====== Data ======
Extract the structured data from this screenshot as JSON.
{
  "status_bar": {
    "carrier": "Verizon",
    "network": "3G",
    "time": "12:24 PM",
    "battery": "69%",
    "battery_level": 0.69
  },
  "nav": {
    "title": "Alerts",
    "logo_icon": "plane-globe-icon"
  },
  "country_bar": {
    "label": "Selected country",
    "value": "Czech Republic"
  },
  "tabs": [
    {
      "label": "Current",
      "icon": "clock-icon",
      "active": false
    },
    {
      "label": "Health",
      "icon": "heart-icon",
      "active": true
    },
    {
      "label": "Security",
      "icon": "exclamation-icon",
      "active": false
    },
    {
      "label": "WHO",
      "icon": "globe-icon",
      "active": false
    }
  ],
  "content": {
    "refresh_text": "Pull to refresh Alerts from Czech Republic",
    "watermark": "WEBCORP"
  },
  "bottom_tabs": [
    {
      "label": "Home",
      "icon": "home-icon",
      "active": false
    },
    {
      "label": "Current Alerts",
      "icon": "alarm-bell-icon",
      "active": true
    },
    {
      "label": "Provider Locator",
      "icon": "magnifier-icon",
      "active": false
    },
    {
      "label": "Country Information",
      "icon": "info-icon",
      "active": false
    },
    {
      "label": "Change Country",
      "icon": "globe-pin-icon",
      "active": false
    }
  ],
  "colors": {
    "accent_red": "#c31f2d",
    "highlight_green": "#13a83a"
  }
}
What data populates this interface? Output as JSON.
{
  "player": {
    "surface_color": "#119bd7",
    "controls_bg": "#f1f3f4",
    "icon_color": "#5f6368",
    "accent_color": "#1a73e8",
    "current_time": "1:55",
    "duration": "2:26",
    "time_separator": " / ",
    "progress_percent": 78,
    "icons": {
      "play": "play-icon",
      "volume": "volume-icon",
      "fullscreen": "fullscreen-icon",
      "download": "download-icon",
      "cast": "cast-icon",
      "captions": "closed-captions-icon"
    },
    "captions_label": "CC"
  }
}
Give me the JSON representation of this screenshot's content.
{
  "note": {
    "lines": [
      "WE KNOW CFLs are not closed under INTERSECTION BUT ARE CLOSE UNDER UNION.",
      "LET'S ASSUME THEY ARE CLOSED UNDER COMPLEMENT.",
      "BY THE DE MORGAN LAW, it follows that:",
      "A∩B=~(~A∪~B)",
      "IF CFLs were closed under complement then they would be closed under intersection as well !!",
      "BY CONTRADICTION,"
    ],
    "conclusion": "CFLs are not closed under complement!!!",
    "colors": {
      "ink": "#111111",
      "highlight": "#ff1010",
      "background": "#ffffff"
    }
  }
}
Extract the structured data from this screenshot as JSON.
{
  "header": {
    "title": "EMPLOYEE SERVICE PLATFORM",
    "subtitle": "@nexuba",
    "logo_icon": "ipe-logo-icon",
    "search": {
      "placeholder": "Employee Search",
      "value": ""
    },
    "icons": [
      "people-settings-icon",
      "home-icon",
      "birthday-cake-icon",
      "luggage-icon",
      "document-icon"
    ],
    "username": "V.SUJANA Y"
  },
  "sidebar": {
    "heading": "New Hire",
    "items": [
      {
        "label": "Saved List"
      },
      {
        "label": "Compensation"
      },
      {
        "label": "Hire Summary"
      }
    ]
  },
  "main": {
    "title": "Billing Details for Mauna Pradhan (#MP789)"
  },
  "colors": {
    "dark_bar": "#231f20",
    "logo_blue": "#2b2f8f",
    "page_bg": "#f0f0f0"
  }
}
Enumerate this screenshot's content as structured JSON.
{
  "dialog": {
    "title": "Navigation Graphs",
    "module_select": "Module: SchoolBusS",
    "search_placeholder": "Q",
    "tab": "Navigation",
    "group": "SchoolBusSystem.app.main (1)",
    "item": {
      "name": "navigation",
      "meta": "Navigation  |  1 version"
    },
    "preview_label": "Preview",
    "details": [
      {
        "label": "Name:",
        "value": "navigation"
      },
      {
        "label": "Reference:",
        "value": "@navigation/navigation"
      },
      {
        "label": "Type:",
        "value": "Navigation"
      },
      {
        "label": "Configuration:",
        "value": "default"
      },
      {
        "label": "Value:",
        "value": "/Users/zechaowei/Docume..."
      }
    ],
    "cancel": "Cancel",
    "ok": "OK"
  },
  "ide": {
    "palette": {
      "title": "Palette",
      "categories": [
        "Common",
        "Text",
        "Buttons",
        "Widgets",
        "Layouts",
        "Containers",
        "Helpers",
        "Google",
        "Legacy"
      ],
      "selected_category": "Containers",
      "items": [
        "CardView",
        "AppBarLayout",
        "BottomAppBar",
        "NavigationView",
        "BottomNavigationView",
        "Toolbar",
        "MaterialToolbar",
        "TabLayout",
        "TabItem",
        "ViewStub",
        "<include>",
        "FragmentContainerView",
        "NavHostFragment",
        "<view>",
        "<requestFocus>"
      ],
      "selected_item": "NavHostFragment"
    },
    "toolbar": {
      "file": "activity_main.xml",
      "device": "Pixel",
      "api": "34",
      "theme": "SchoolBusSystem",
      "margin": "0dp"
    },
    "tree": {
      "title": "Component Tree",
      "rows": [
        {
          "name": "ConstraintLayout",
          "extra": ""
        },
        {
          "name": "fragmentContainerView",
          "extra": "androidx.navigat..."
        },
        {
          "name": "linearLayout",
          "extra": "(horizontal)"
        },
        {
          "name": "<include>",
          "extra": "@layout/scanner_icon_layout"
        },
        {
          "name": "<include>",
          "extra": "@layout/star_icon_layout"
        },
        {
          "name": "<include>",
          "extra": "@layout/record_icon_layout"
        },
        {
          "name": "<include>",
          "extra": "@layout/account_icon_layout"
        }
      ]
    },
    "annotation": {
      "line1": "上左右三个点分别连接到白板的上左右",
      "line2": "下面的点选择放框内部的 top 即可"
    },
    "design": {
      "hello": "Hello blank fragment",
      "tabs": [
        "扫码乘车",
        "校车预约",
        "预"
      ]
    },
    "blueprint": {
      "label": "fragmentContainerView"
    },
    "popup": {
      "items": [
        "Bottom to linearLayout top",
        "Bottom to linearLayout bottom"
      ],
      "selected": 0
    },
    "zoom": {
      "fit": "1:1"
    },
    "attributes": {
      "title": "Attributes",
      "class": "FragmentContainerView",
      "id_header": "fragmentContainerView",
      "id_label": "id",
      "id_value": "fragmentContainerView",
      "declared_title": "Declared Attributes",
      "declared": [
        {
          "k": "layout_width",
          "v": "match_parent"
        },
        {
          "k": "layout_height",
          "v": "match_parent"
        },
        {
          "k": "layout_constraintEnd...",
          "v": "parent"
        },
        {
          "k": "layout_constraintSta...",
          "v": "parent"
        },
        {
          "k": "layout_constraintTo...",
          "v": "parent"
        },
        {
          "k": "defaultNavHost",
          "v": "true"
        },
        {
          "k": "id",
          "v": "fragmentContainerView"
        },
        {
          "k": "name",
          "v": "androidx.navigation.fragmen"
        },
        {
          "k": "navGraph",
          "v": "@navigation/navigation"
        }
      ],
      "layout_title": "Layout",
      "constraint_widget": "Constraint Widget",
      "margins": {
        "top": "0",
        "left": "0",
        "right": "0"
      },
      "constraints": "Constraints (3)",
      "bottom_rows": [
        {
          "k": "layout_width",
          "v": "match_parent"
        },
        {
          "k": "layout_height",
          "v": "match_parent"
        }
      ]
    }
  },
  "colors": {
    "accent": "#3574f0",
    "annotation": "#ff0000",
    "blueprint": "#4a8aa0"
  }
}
======
- [Aim] Copy out each record exactly as given, omitting none.

- [Answer below]
Extract the structured data from this screenshot as JSON.
{
  "status_bar": {
    "carrier": "Verizon",
    "network": "3G",
    "time": "12:24 PM",
    "battery": "69%",
    "battery_level": 0.69
  },
  "nav": {
    "title": "Alerts",
    "logo_icon": "plane-globe-icon"
  },
  "country_bar": {
    "label": "Selected country",
    "value": "Czech Republic"
  },
  "tabs": [
    {
      "label": "Current",
      "icon": "clock-icon",
      "active": false
    },
    {
      "label": "Health",
      "icon": "heart-icon",
      "active": true
    },
    {
      "label": "Security",
      "icon": "exclamation-icon",
      "active": false
    },
    {
      "label": "WHO",
      "icon": "globe-icon",
      "active": false
    }
  ],
  "content": {
    "refresh_text": "Pull to refresh Alerts from Czech Republic",
    "watermark": "WEBCORP"
  },
  "bottom_tabs": [
    {
      "label": "Home",
      "icon": "home-icon",
      "active": false
    },
    {
      "label": "Current Alerts",
      "icon": "alarm-bell-icon",
      "active": true
    },
    {
      "label": "Provider Locator",
      "icon": "magnifier-icon",
      "active": false
    },
    {
      "label": "Country Information",
      "icon": "info-icon",
      "active": false
    },
    {
      "label": "Change Country",
      "icon": "globe-pin-icon",
      "active": false
    }
  ],
  "colors": {
    "accent_red": "#c31f2d",
    "highlight_green": "#13a83a"
  }
}
What data populates this interface? Output as JSON.
{
  "player": {
    "surface_color": "#119bd7",
    "controls_bg": "#f1f3f4",
    "icon_color": "#5f6368",
    "accent_color": "#1a73e8",
    "current_time": "1:55",
    "duration": "2:26",
    "time_separator": " / ",
    "progress_percent": 78,
    "icons": {
      "play": "play-icon",
      "volume": "volume-icon",
      "fullscreen": "fullscreen-icon",
      "download": "download-icon",
      "cast": "cast-icon",
      "captions": "closed-captions-icon"
    },
    "captions_label": "CC"
  }
}
Give me the JSON representation of this screenshot's content.
{
  "note": {
    "lines": [
      "WE KNOW CFLs are not closed under INTERSECTION BUT ARE CLOSE UNDER UNION.",
      "LET'S ASSUME THEY ARE CLOSED UNDER COMPLEMENT.",
      "BY THE DE MORGAN LAW, it follows that:",
      "A∩B=~(~A∪~B)",
      "IF CFLs were closed under complement then they would be closed under intersection as well !!",
      "BY CONTRADICTION,"
    ],
    "conclusion": "CFLs are not closed under complement!!!",
    "colors": {
      "ink": "#111111",
      "highlight": "#ff1010",
      "background": "#ffffff"
    }
  }
}
Extract the structured data from this screenshot as JSON.
{
  "header": {
    "title": "EMPLOYEE SERVICE PLATFORM",
    "subtitle": "@nexuba",
    "logo_icon": "ipe-logo-icon",
    "search": {
      "placeholder": "Employee Search",
      "value": ""
    },
    "icons": [
      "people-settings-icon",
      "home-icon",
      "birthday-cake-icon",
      "luggage-icon",
      "document-icon"
    ],
    "username": "V.SUJANA Y"
  },
  "sidebar": {
    "heading": "New Hire",
    "items": [
      {
        "label": "Saved List"
      },
      {
        "label": "Compensation"
      },
      {
        "label": "Hire Summary"
      }
    ]
  },
  "main": {
    "title": "Billing Details for Mauna Pradhan (#MP789)"
  },
  "colors": {
    "dark_bar": "#231f20",
    "logo_blue": "#2b2f8f",
    "page_bg": "#f0f0f0"
  }
}
Enumerate this screenshot's content as structured JSON.
{
  "dialog": {
    "title": "Navigation Graphs",
    "module_select": "Module: SchoolBusS",
    "search_placeholder": "Q",
    "tab": "Navigation",
    "group": "SchoolBusSystem.app.main (1)",
    "item": {
      "name": "navigation",
      "meta": "Navigation  |  1 version"
    },
    "preview_label": "Preview",
    "details": [
      {
        "label": "Name:",
        "value": "navigation"
      },
      {
        "label": "Reference:",
        "value": "@navigation/navigation"
      },
      {
        "label": "Type:",
        "value": "Navigation"
      },
      {
        "label": "Configuration:",
        "value": "default"
      },
      {
        "label": "Value:",
        "value": "/Users/zechaowei/Docume..."
      }
    ],
    "cancel": "Cancel",
    "ok": "OK"
  },
  "ide": {
    "palette": {
      "title": "Palette",
      "categories": [
        "Common",
        "Text",
        "Buttons",
        "Widgets",
        "Layouts",
        "Containers",
        "Helpers",
        "Google",
        "Legacy"
      ],
      "selected_category": "Containers",
      "items": [
        "CardView",
        "AppBarLayout",
        "BottomAppBar",
        "NavigationView",
        "BottomNavigationView",
        "Toolbar",
        "MaterialToolbar",
        "TabLayout",
        "TabItem",
        "ViewStub",
        "<include>",
        "FragmentContainerView",
        "NavHostFragment",
        "<view>",
        "<requestFocus>"
      ],
      "selected_item": "NavHostFragment"
    },
    "toolbar": {
      "file": "activity_main.xml",
      "device": "Pixel",
      "api": "34",
      "theme": "SchoolBusSystem",
      "margin": "0dp"
    },
    "tree": {
      "title": "Component Tree",
      "rows": [
        {
          "name": "ConstraintLayout",
          "extra": ""
        },
        {
          "name": "fragmentContainerView",
          "extra": "androidx.navigat..."
        },
        {
          "name": "linearLayout",
          "extra": "(horizontal)"
        },
        {
          "name": "<include>",
          "extra": "@layout/scanner_icon_layout"
        },
        {
          "name": "<include>",
          "extra": "@layout/star_icon_layout"
        },
        {
          "name": "<include>",
          "extra": "@layout/record_icon_layout"
        },
        {
          "name": "<include>",
          "extra": "@layout/account_icon_layout"
        }
      ]
    },
    "annotation": {
      "line1": "上左右三个点分别连接到白板的上左右",
      "line2": "下面的点选择放框内部的 top 即可"
    },
    "design": {
      "hello": "Hello blank fragment",
      "tabs": [
        "扫码乘车",
        "校车预约",
        "预"
      ]
    },
    "blueprint": {
      "label": "fragmentContainerView"
    },
    "popup": {
      "items": [
        "Bottom to linearLayout top",
        "Bottom to linearLayout bottom"
      ],
      "selected": 0
    },
    "zoom": {
      "fit": "1:1"
    },
    "attributes": {
      "title": "Attributes",
      "class": "FragmentContainerView",
      "id_header": "fragmentContainerView",
      "id_label": "id",
      "id_value": "fragmentContainerView",
      "declared_title": "Declared Attributes",
      "declared": [
        {
          "k": "layout_width",
          "v": "match_parent"
        },
        {
          "k": "layout_height",
          "v": "match_parent"
        },
        {
          "k": "layout_constraintEnd...",
          "v": "parent"
        },
        {
          "k": "layout_constraintSta...",
          "v": "parent"
        },
        {
          "k": "layout_constraintTo...",
          "v": "parent"
        },
        {
          "k": "defaultNavHost",
          "v": "true"
        },
        {
          "k": "id",
          "v": "fragmentContainerView"
        },
        {
          "k": "name",
          "v": "androidx.navigation.fragmen"
        },
        {
          "k": "navGraph",
          "v": "@navigation/navigation"
        }
      ],
      "layout_title": "Layout",
      "constraint_widget": "Constraint Widget",
      "margins": {
        "top": "0",
        "left": "0",
        "right": "0"
      },
      "constraints": "Constraints (3)",
      "bottom_rows": [
        {
          "k": "layout_width",
          "v": "match_parent"
        },
        {
          "k": "layout_height",
          "v": "match_parent"
        }
      ]
    }
  },
  "colors": {
    "accent": "#3574f0",
    "annotation": "#ff0000",
    "blueprint": "#4a8aa0"
  }
}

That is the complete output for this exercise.